* EXERCISE: From the listing below, copy every line with the word "number".

* DATA FOR THE TASK:
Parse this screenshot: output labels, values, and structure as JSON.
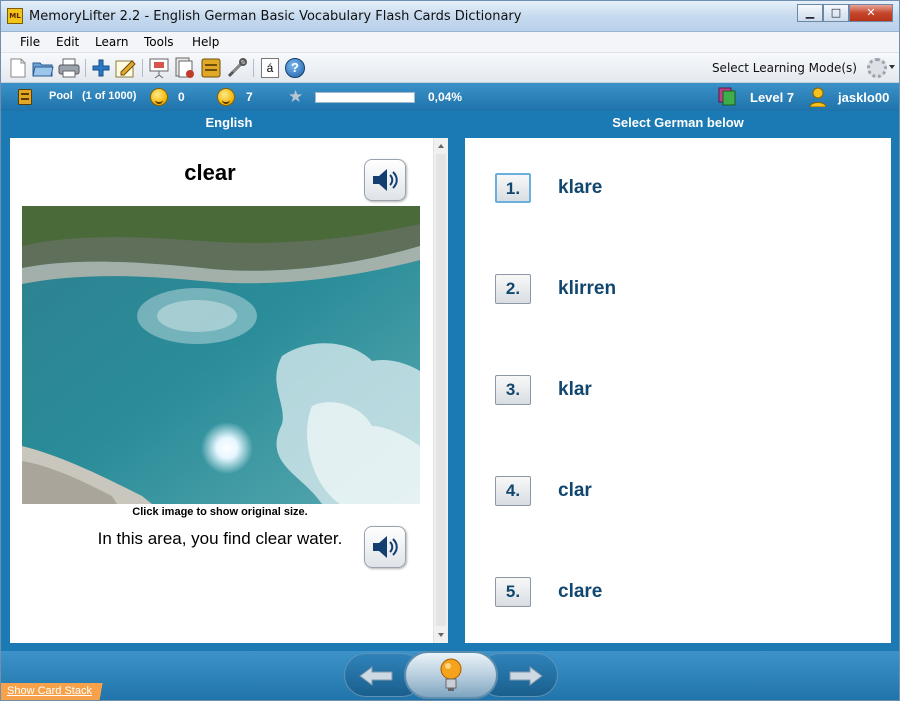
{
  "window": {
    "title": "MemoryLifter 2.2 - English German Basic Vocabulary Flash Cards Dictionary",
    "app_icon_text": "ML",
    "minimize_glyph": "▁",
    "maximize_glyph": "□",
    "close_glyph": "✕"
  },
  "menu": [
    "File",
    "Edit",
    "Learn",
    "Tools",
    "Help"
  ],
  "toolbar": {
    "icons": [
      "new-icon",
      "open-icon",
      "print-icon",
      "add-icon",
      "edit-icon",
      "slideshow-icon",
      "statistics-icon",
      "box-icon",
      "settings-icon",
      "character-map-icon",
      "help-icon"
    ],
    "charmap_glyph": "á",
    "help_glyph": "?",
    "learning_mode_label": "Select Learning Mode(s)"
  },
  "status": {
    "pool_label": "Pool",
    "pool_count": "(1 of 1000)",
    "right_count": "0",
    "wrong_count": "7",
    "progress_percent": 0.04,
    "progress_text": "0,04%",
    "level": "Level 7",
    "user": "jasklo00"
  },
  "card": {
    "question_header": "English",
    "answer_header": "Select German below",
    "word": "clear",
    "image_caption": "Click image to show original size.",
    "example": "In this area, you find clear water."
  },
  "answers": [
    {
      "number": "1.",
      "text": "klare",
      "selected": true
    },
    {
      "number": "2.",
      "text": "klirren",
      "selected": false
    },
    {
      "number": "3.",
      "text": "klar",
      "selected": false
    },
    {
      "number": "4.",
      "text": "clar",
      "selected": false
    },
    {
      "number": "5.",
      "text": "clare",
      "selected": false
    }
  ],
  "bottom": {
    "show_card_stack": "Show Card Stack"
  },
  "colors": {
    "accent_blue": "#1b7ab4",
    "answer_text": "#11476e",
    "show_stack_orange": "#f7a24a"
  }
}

* ANSWER TO THIS PROBLEM:
      "number": "1.",
      "number": "2.",
      "number": "3.",
      "number": "4.",
      "number": "5.",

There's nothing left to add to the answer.